● SET TASK
Find every line in the records below that contains the word "mustermann", and copy each such line.

======== DATA ========

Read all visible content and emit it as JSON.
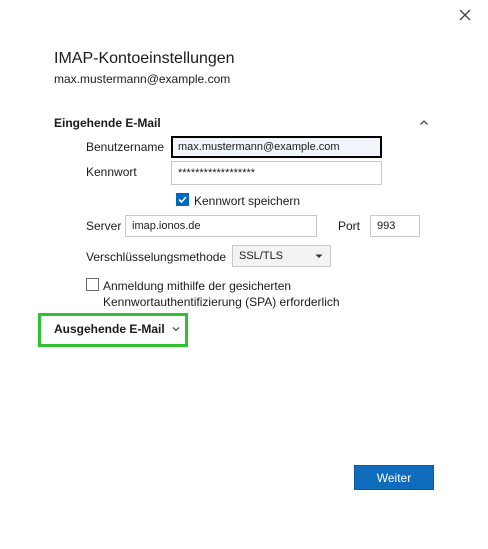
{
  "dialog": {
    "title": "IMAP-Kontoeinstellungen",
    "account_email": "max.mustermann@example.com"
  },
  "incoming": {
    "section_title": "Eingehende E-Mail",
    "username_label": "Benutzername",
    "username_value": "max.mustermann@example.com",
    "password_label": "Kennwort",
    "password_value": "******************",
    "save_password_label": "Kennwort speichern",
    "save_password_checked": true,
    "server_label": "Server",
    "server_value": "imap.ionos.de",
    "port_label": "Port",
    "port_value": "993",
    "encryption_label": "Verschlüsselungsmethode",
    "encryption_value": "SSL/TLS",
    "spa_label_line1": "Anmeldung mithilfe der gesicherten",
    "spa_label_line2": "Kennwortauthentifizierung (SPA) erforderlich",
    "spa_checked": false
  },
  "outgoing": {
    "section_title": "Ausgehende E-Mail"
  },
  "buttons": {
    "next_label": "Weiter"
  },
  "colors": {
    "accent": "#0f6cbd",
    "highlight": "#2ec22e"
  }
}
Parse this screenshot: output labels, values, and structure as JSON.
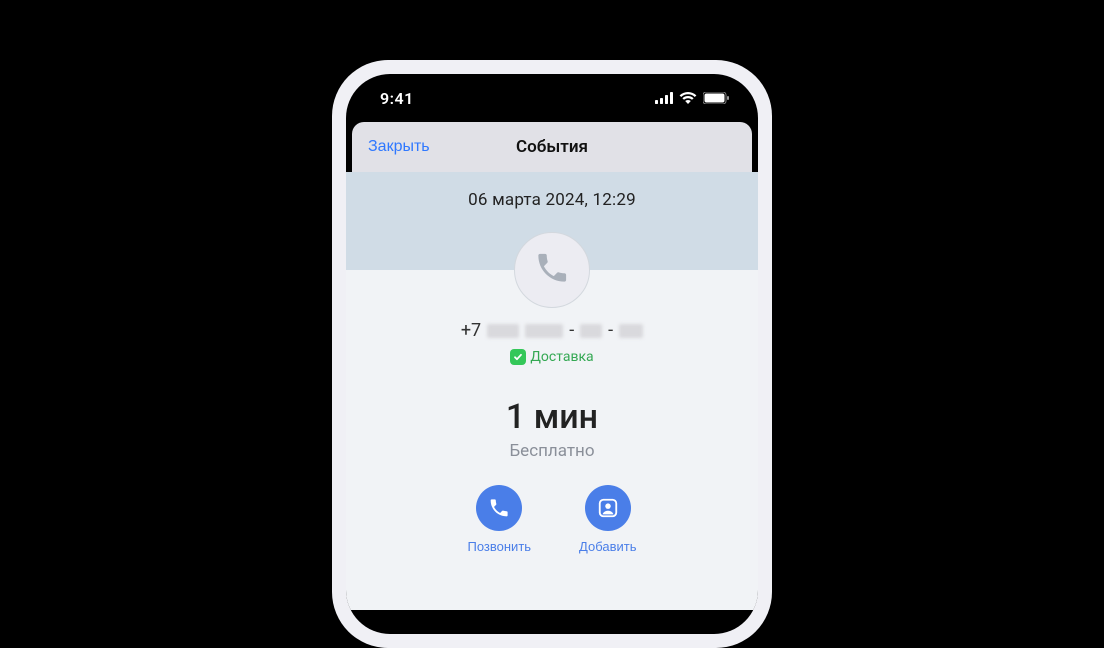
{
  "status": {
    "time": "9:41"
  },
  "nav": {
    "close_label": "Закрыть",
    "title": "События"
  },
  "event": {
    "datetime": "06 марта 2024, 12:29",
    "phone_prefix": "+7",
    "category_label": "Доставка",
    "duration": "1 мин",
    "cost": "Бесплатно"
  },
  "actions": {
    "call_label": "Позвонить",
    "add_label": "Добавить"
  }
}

========
======== DATA ========

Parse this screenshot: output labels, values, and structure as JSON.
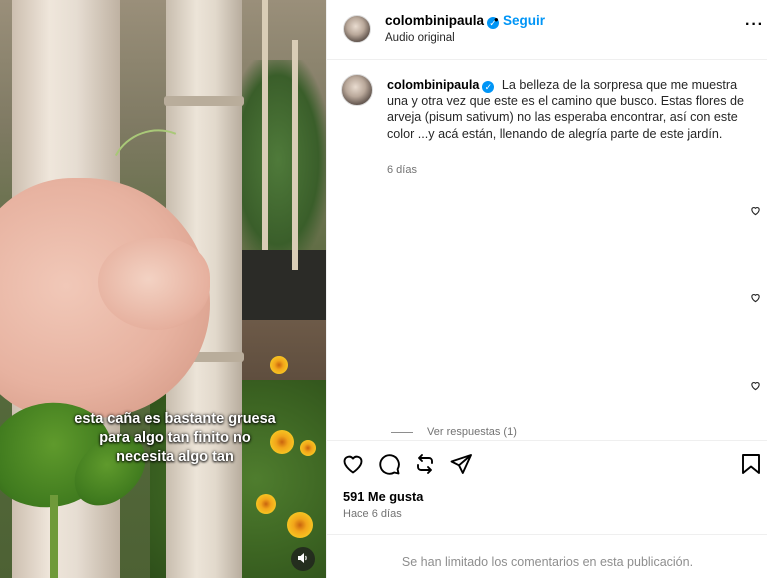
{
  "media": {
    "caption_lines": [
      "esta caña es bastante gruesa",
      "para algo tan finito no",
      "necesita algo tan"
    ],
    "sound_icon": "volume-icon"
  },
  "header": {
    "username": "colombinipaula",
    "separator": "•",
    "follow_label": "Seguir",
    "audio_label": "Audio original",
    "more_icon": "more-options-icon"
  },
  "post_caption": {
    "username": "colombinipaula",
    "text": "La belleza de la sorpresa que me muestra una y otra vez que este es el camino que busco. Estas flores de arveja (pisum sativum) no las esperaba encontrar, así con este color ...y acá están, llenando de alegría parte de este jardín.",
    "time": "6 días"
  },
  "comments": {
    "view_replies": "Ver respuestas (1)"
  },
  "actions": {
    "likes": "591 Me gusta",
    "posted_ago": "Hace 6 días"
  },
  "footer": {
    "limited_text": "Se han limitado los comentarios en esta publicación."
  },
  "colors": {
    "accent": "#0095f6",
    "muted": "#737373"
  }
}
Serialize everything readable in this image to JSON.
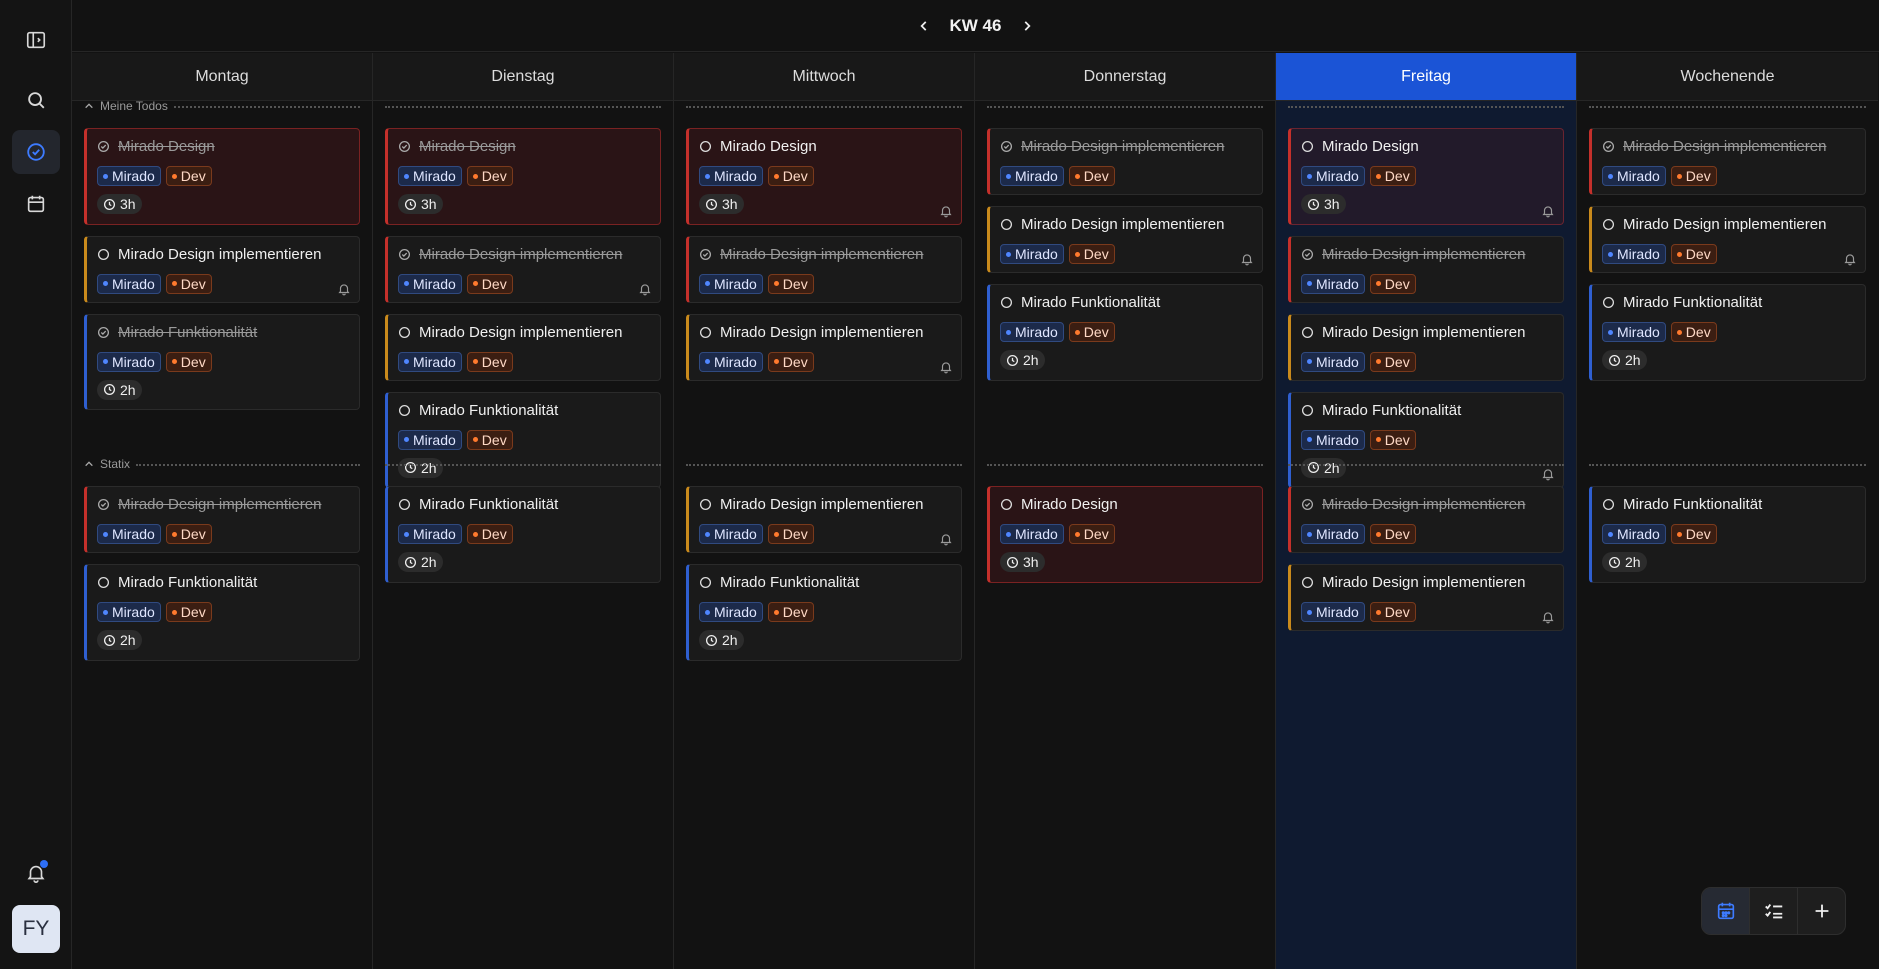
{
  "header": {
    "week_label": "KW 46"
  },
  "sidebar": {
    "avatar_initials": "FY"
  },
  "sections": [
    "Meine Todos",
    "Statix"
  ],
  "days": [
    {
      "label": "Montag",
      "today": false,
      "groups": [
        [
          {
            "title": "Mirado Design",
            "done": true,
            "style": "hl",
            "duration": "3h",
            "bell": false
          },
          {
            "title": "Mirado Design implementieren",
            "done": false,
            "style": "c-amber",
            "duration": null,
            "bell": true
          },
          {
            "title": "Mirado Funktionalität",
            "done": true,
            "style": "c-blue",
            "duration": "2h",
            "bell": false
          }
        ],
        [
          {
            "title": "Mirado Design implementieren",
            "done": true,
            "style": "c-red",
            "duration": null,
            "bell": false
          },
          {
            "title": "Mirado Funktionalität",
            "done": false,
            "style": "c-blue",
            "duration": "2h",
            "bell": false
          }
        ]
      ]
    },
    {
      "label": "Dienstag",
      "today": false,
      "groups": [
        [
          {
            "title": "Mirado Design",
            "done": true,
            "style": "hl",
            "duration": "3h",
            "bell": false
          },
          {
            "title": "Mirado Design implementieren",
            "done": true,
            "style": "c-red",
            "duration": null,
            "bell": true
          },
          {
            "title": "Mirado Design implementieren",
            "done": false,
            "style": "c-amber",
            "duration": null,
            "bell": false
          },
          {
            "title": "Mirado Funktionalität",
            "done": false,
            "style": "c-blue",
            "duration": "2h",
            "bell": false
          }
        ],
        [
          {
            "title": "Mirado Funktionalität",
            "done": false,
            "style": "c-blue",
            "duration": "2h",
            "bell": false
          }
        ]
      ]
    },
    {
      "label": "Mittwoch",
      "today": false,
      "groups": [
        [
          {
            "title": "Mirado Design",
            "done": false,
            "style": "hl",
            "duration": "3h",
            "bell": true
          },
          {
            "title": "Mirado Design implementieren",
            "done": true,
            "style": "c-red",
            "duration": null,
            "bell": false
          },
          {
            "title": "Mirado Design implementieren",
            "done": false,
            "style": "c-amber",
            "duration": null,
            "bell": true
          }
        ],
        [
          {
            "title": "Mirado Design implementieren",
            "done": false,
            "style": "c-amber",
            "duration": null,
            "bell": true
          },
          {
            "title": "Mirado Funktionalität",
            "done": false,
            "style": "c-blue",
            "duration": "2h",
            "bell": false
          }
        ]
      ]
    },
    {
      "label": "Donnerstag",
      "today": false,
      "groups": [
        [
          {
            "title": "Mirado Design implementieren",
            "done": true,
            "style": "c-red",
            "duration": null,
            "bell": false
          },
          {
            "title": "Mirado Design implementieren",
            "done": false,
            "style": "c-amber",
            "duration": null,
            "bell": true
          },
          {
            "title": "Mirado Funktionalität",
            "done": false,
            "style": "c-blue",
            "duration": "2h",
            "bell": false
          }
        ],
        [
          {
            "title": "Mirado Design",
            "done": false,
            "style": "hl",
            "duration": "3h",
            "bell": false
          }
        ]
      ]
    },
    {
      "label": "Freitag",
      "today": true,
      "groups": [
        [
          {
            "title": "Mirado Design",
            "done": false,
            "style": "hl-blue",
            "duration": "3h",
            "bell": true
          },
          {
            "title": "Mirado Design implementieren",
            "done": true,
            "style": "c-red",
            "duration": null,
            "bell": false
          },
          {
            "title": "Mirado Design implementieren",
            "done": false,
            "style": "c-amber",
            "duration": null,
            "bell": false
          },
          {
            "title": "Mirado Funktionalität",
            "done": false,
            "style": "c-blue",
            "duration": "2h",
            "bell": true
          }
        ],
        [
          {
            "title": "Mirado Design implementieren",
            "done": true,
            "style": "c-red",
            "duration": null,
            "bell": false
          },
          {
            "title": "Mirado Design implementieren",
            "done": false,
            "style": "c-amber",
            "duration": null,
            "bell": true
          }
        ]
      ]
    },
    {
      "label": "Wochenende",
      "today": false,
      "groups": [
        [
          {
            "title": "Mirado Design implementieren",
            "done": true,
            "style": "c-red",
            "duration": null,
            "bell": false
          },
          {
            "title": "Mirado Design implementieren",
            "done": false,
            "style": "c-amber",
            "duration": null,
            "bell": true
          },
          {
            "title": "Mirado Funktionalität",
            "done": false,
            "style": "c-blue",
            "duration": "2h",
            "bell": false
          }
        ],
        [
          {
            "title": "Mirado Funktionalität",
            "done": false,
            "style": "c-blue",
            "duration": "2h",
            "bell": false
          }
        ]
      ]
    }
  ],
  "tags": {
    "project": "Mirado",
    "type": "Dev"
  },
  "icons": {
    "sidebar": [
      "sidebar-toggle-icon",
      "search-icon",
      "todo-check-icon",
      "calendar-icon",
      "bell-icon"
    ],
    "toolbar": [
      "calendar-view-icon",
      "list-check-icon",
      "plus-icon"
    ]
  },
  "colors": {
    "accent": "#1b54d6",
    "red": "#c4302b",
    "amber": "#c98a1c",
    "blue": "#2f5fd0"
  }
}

========

● TASK SOLUTION
    "account_email": "max.mustermann@example.com"
    "username_value": "max.mustermann@example.com",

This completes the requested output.